* START Supplied records *
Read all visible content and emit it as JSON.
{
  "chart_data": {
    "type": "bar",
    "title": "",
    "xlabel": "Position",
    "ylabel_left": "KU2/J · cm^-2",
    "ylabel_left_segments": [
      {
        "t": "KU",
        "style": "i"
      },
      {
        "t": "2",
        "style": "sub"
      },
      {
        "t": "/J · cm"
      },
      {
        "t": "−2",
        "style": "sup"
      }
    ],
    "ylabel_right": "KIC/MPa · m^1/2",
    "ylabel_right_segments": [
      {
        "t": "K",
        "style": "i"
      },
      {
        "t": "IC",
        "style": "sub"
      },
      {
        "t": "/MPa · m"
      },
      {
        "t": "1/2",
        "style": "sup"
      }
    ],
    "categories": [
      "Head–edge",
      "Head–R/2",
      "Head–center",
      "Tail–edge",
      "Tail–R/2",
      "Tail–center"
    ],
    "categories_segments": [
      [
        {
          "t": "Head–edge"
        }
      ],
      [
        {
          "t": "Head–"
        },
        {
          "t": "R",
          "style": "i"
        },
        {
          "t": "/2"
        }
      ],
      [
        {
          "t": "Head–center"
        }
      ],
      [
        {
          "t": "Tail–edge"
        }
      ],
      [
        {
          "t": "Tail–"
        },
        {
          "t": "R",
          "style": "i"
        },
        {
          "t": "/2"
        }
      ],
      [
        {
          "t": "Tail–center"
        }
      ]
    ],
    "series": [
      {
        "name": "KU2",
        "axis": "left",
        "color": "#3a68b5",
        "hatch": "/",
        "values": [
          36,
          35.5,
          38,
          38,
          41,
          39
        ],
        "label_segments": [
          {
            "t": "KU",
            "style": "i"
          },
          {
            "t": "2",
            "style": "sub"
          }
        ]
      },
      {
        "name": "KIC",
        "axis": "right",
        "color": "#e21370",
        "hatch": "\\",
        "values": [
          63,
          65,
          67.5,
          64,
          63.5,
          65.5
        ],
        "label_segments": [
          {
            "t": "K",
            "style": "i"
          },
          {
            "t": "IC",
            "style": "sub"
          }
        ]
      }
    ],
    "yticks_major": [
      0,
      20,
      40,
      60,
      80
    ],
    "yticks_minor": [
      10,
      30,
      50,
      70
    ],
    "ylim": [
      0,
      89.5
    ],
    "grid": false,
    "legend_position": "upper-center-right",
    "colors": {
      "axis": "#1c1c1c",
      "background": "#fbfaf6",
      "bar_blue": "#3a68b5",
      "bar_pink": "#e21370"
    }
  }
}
* END Supplied records *
▸ **Your objective**:
In the data above, tally the lines holding "center" and answer with the figure only.

▸ **Solution for this exercise**:
5